▸ **Problem statement**: Pull out every line in the data that has the string "yang" in it.

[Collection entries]

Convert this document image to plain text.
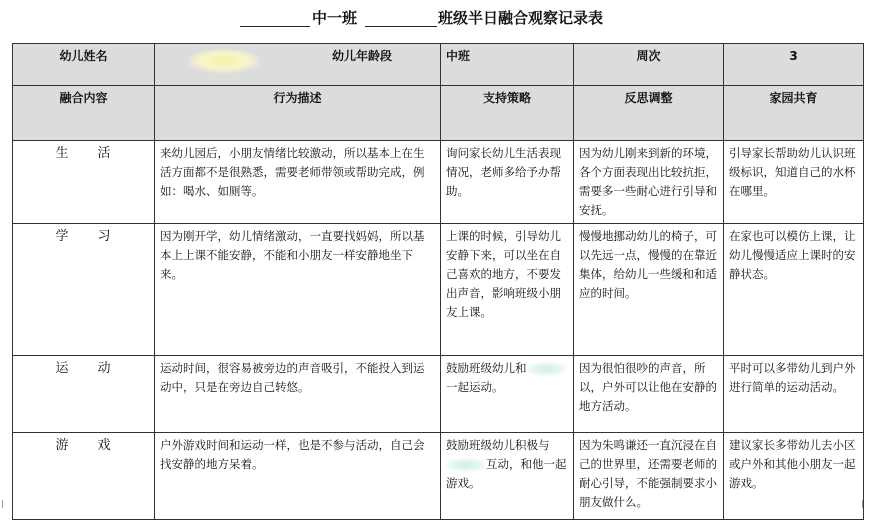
中一班	班级半日融合观察记录表
幼儿姓名	幼儿年龄段	中班	周次	3
融合内容	行为描述	支持策略	反思调整	家园共育
生　　活	来幼儿园后，小朋友情绪比较激动，所以基本上在生活方面都不是很熟悉，需要老师带领或帮助完成，例如：喝水、如厕等。	询问家长幼儿生活表现情况，老师多给予办帮助。	因为幼儿刚来到新的环境，各个方面表现出比较抗拒，需要多一些耐心进行引导和安抚。	引导家长帮助幼儿认识班级标识，知道自己的水杯在哪里。
学　　习	因为刚开学，幼儿情绪激动，一直要找妈妈，所以基本上上课不能安静，不能和小朋友一样安静地坐下来。	上课的时候，引导幼儿安静下来，可以坐在自己喜欢的地方，不要发出声音，影响班级小朋友上课。	慢慢地挪动幼儿的椅子，可以先远一点，慢慢的在靠近集体，给幼儿一些缓和和适应的时间。	在家也可以模仿上课，让幼儿慢慢适应上课时的安静状态。
运　　动	运动时间，很容易被旁边的声音吸引，不能投入到运动中，只是在旁边自己转悠。	鼓励班级幼儿和一起运动。	因为很怕很吵的声音，所以，户外可以让他在安静的地方活动。	平时可以多带幼儿到户外进行简单的运动活动。
游　　戏	户外游戏时间和运动一样，也是不参与活动，自己会找安静的地方呆着。	鼓励班级幼儿积极与互动，和他一起游戏。	因为朱鸣谦还一直沉浸在自己的世界里，还需要老师的耐心引导，不能强制要求小朋友做什么。	建议家长多带幼儿去小区或户外和其他小朋友一起游戏。
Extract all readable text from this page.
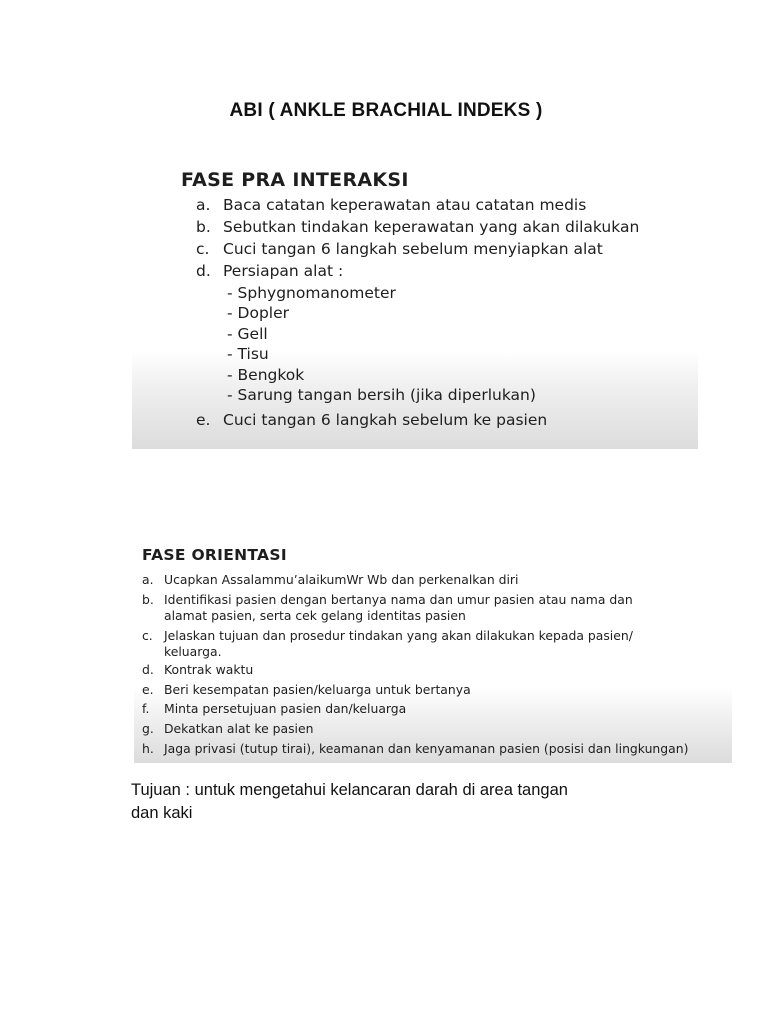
ABI ( ANKLE BRACHIAL INDEKS )
FASE PRA INTERAKSI
a. Baca catatan keperawatan atau catatan medis
b. Sebutkan tindakan keperawatan yang akan dilakukan
c. Cuci tangan 6 langkah sebelum menyiapkan alat
d. Persiapan alat :
- Sphygnomanometer
- Dopler
- Gell
- Tisu
- Bengkok
- Sarung tangan bersih (jika diperlukan)
e. Cuci tangan 6 langkah sebelum ke pasien
FASE ORIENTASI
a. Ucapkan AssalammuʼalaikumWr Wb dan perkenalkan diri
b. Identifikasi pasien dengan bertanya nama dan umur pasien atau nama dan
alamat pasien, serta cek gelang identitas pasien
c. Jelaskan tujuan dan prosedur tindakan yang akan dilakukan kepada pasien/
keluarga.
d. Kontrak waktu
e. Beri kesempatan pasien/keluarga untuk bertanya
f. Minta persetujuan pasien dan/keluarga
g. Dekatkan alat ke pasien
h. Jaga privasi (tutup tirai), keamanan dan kenyamanan pasien (posisi dan lingkungan)
Tujuan : untuk mengetahui kelancaran darah di area tangan
dan kaki
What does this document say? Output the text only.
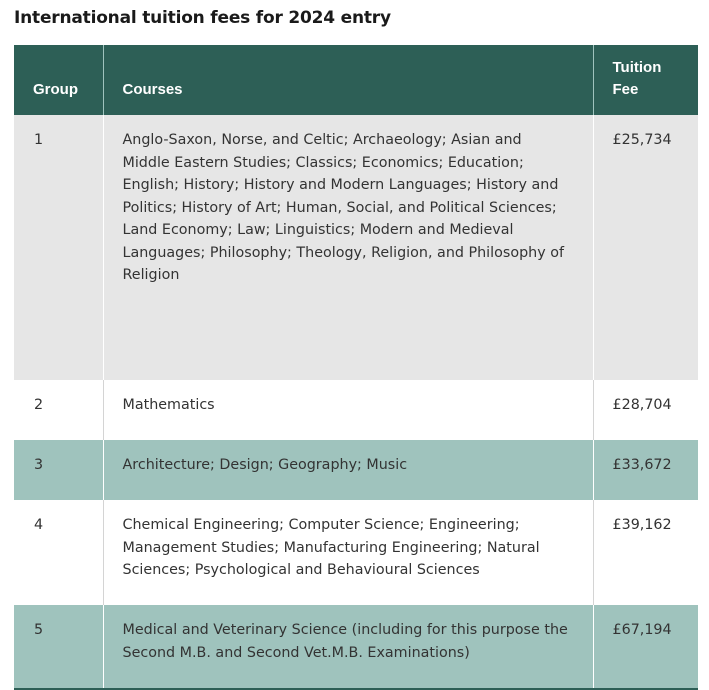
International tuition fees for 2024 entry
Group	Courses	Tuition Fee
1	Anglo-Saxon, Norse, and Celtic; Archaeology; Asian and Middle Eastern Studies; Classics; Economics; Education; English; History; History and Modern Languages; History and Politics; History of Art; Human, Social, and Political Sciences; Land Economy; Law; Linguistics; Modern and Medieval Languages; Philosophy; Theology, Religion, and Philosophy of Religion	£25,734
2	Mathematics	£28,704
3	Architecture; Design; Geography; Music	£33,672
4	Chemical Engineering; Computer Science; Engineering; Management Studies; Manufacturing Engineering; Natural Sciences; Psychological and Behavioural Sciences	£39,162
5	Medical and Veterinary Science (including for this purpose the Second M.B. and Second Vet.M.B. Examinations)	£67,194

▸ **Reply**:
b. Sebutkan tindakan keperawatan yang akan dilakukan
c. Jelaskan tujuan dan prosedur tindakan yang akan dilakukan kepada pasien/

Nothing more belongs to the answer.